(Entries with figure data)
* start *
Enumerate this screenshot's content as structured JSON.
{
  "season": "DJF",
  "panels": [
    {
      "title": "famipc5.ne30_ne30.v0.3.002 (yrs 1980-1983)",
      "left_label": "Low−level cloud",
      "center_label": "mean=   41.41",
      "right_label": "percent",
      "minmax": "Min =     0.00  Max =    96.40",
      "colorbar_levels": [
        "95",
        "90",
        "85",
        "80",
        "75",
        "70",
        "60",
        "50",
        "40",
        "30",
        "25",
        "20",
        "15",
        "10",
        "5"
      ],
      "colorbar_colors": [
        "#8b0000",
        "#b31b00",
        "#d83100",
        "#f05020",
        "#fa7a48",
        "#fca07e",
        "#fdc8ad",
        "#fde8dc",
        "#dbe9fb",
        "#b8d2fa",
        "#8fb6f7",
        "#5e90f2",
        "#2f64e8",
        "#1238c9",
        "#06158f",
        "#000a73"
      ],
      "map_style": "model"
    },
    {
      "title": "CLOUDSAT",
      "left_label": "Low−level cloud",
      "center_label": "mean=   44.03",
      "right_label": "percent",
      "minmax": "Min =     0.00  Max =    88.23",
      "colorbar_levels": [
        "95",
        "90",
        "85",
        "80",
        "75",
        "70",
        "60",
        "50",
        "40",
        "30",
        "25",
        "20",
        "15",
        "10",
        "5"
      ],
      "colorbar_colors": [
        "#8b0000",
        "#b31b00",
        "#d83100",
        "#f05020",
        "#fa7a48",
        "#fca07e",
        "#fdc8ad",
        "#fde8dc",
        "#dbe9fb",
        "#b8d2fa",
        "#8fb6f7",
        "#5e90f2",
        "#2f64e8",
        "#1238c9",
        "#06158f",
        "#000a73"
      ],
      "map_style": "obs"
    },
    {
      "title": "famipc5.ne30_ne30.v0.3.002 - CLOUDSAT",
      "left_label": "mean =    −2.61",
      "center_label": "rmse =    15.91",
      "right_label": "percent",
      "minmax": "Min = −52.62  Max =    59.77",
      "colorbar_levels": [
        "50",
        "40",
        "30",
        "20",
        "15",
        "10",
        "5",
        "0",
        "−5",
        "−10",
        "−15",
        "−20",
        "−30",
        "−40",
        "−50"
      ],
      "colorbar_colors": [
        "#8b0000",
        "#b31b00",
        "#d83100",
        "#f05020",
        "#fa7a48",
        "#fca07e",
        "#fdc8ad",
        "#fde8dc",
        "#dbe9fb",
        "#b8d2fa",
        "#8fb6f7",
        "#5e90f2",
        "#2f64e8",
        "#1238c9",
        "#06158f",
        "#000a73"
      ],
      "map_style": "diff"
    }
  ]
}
* end *
GIVEN PROBLEM: Copy out each line of the data containing the string "title".

SOLUTION TO THIS TASK:
      "title": "famipc5.ne30_ne30.v0.3.002 (yrs 1980-1983)",
      "title": "CLOUDSAT",
      "title": "famipc5.ne30_ne30.v0.3.002 - CLOUDSAT",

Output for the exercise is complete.